• **AIM OF THE TASK**: Read through the records below and copy each line that uses the word "this".

· · · · ·

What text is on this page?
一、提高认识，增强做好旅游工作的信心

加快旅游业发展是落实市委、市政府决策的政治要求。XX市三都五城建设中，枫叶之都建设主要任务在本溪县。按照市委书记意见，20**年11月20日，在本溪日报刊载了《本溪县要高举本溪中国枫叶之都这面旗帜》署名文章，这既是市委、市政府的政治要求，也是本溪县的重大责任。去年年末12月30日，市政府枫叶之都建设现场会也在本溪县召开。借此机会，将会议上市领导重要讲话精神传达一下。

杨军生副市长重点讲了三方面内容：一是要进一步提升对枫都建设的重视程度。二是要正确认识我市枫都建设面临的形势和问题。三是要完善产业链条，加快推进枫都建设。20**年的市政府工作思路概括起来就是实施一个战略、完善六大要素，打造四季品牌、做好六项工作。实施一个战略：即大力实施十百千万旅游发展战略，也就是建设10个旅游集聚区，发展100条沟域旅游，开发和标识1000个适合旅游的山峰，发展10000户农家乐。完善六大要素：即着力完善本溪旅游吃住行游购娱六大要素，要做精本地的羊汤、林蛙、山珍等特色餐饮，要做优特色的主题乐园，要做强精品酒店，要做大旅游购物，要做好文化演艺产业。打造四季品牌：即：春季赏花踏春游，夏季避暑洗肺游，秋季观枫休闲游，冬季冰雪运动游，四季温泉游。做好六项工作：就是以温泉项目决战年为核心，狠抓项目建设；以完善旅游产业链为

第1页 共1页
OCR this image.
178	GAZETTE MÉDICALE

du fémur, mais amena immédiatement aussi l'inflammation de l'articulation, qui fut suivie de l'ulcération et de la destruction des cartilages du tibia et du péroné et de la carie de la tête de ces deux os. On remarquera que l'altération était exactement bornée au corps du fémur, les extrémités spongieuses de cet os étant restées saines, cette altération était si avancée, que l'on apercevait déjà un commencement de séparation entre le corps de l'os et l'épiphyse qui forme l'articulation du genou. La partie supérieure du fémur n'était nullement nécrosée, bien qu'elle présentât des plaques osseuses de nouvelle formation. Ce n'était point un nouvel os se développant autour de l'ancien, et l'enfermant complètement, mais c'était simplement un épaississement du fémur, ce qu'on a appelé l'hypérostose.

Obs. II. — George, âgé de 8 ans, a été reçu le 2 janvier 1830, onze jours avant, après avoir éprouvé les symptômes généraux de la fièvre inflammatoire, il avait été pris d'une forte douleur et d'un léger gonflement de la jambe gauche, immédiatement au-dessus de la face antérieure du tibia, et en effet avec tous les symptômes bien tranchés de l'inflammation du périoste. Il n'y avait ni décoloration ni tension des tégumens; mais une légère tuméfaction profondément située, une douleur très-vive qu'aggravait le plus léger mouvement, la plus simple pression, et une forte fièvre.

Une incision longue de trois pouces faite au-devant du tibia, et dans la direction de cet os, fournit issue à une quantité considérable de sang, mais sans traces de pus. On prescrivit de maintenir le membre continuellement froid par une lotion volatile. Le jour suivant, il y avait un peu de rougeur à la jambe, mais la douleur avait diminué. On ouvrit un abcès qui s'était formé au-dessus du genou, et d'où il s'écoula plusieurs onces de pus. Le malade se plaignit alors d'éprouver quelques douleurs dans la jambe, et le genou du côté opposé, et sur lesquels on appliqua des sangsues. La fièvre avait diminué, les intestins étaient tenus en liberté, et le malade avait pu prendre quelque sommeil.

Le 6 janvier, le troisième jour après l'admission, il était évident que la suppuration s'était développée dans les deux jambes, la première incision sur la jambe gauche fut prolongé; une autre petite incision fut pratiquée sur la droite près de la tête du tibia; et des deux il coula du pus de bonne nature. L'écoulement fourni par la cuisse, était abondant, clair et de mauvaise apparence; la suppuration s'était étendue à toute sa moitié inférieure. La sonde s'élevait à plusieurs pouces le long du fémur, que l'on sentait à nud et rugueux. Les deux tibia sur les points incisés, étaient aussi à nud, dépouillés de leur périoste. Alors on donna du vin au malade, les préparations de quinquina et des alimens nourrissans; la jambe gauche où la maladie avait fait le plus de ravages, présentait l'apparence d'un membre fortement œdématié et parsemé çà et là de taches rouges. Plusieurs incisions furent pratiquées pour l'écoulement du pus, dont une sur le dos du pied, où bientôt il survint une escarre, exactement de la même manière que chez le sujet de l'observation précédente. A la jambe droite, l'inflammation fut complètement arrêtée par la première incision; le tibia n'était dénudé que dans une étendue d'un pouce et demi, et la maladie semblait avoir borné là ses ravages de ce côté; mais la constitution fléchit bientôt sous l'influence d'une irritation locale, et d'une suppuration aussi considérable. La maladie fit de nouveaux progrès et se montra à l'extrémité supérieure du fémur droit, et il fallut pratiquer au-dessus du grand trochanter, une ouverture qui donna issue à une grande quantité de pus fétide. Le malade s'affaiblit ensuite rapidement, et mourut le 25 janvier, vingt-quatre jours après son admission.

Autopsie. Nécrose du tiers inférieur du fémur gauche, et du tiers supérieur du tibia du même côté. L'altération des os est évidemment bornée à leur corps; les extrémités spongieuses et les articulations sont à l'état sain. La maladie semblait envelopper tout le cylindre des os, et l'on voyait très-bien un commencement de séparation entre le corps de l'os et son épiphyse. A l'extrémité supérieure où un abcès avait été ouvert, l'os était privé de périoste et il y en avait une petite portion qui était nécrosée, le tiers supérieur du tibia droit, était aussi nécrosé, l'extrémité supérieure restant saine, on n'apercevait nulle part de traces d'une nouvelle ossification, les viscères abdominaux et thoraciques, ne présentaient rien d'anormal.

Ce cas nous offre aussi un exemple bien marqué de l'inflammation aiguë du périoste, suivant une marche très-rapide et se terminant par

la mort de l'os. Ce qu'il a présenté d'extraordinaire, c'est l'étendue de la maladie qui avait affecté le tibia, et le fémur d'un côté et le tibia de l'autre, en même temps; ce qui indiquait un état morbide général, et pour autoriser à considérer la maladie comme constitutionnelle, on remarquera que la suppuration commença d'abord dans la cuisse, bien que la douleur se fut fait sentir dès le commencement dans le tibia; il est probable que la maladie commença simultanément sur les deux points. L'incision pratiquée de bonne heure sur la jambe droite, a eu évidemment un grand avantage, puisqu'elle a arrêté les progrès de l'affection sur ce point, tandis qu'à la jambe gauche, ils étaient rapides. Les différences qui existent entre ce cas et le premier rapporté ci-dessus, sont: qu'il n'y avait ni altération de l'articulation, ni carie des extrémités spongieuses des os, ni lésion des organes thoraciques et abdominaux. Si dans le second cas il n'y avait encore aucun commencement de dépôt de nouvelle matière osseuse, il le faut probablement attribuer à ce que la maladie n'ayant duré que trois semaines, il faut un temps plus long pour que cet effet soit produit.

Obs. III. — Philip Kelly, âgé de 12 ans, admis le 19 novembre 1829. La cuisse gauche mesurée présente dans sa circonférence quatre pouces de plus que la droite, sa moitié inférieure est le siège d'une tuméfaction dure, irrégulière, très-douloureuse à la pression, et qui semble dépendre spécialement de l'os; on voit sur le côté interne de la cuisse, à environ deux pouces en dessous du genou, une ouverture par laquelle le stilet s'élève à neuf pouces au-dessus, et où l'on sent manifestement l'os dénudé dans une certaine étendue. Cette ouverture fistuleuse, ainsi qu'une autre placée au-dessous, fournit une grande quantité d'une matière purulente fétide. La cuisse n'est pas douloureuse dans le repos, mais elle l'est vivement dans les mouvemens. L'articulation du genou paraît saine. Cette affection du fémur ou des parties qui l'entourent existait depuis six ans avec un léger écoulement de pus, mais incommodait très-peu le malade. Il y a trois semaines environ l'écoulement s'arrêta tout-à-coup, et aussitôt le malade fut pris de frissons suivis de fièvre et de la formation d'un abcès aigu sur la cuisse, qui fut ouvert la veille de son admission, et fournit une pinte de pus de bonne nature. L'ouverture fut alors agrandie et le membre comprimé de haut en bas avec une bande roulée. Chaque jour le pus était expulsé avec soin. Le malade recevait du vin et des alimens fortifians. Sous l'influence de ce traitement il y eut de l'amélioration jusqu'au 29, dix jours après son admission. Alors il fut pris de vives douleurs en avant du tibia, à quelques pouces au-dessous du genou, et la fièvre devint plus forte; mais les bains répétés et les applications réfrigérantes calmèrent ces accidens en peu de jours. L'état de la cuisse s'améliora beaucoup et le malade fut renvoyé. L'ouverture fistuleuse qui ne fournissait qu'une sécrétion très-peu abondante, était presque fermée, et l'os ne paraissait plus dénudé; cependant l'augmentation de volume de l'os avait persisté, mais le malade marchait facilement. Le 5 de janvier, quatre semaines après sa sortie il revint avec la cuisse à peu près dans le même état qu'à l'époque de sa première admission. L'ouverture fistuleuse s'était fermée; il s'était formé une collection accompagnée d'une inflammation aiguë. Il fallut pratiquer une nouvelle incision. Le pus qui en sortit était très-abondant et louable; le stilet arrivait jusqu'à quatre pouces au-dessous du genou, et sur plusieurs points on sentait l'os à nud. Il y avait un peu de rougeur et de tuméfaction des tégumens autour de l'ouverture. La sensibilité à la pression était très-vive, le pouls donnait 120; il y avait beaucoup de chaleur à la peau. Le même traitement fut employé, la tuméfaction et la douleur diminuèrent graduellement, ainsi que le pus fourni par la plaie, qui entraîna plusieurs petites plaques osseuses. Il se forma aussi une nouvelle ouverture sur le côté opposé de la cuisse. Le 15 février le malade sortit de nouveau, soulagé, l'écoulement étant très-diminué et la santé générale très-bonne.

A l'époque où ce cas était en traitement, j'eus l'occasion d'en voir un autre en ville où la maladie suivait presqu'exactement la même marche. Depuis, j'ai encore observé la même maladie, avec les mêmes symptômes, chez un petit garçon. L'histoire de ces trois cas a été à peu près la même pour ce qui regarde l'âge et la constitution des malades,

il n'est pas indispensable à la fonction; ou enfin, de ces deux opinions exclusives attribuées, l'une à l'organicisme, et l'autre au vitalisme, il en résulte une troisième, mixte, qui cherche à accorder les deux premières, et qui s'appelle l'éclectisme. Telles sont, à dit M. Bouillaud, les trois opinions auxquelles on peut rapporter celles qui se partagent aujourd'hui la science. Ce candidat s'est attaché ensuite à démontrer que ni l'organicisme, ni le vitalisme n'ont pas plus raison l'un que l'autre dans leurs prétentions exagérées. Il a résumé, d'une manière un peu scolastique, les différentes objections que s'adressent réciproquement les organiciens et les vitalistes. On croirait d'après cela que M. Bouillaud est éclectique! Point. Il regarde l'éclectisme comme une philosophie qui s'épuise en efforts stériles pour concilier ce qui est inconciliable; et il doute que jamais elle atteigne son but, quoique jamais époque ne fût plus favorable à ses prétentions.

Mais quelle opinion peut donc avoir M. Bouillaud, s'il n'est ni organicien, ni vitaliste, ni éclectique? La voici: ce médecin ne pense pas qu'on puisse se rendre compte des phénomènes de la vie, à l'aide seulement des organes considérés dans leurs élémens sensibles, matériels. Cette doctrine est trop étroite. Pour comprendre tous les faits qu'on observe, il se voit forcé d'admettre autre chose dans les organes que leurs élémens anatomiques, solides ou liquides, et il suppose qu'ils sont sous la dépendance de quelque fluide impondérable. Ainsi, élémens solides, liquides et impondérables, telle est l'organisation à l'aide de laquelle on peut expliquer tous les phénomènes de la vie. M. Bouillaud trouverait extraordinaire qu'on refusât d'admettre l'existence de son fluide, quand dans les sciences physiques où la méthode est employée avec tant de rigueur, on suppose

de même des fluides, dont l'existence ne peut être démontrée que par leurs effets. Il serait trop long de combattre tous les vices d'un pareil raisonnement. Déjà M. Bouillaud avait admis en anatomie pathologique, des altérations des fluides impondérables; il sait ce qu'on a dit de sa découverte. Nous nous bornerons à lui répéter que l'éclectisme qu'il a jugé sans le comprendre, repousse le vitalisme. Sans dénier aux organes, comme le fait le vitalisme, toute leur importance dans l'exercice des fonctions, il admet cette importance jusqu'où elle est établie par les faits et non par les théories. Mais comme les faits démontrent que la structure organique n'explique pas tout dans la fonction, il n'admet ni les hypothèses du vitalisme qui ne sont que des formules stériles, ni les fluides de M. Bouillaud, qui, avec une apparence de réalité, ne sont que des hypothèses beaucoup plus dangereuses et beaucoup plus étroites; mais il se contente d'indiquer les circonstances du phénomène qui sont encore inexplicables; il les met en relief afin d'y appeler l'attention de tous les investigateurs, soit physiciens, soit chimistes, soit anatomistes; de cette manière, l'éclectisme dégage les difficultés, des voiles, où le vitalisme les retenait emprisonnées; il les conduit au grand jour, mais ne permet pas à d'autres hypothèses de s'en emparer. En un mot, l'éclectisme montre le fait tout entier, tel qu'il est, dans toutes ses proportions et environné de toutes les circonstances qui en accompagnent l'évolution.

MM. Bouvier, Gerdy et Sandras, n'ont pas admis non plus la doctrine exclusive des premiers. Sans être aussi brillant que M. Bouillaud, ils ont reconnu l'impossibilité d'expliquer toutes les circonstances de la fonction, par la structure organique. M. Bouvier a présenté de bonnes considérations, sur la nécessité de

· · · · ·

• **THE RESPONSE**:
What text is on this page?
OCR this image.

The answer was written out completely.